Written task:
Can you find the lines of the listing that include "HOLLINGTON" and copy every one?

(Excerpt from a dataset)

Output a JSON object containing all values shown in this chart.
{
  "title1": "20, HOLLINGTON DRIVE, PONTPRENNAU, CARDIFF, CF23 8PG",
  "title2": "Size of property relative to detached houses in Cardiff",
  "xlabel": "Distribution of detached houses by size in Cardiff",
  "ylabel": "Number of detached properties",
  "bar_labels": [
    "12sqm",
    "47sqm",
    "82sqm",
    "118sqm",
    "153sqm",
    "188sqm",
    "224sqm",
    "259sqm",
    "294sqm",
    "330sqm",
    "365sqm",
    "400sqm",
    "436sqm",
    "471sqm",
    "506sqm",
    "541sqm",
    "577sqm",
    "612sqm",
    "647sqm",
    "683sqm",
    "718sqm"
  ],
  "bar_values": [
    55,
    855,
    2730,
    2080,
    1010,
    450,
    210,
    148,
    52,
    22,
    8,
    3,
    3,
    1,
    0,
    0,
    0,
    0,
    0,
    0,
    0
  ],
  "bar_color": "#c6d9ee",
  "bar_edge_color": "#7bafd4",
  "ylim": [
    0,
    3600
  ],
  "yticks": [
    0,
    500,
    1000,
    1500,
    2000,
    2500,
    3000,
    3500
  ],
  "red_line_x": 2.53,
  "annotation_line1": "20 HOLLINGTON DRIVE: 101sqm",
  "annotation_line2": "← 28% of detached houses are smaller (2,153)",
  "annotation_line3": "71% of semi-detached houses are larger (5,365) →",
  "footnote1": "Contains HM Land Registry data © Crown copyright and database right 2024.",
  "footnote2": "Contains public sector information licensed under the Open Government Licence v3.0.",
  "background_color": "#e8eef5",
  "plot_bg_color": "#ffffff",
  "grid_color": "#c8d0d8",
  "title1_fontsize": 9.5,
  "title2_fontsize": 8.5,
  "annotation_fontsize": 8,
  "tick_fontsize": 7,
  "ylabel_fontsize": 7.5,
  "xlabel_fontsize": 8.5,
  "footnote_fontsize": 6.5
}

Expected output:
  "title1": "20, HOLLINGTON DRIVE, PONTPRENNAU, CARDIFF, CF23 8PG",
  "annotation_line1": "20 HOLLINGTON DRIVE: 101sqm",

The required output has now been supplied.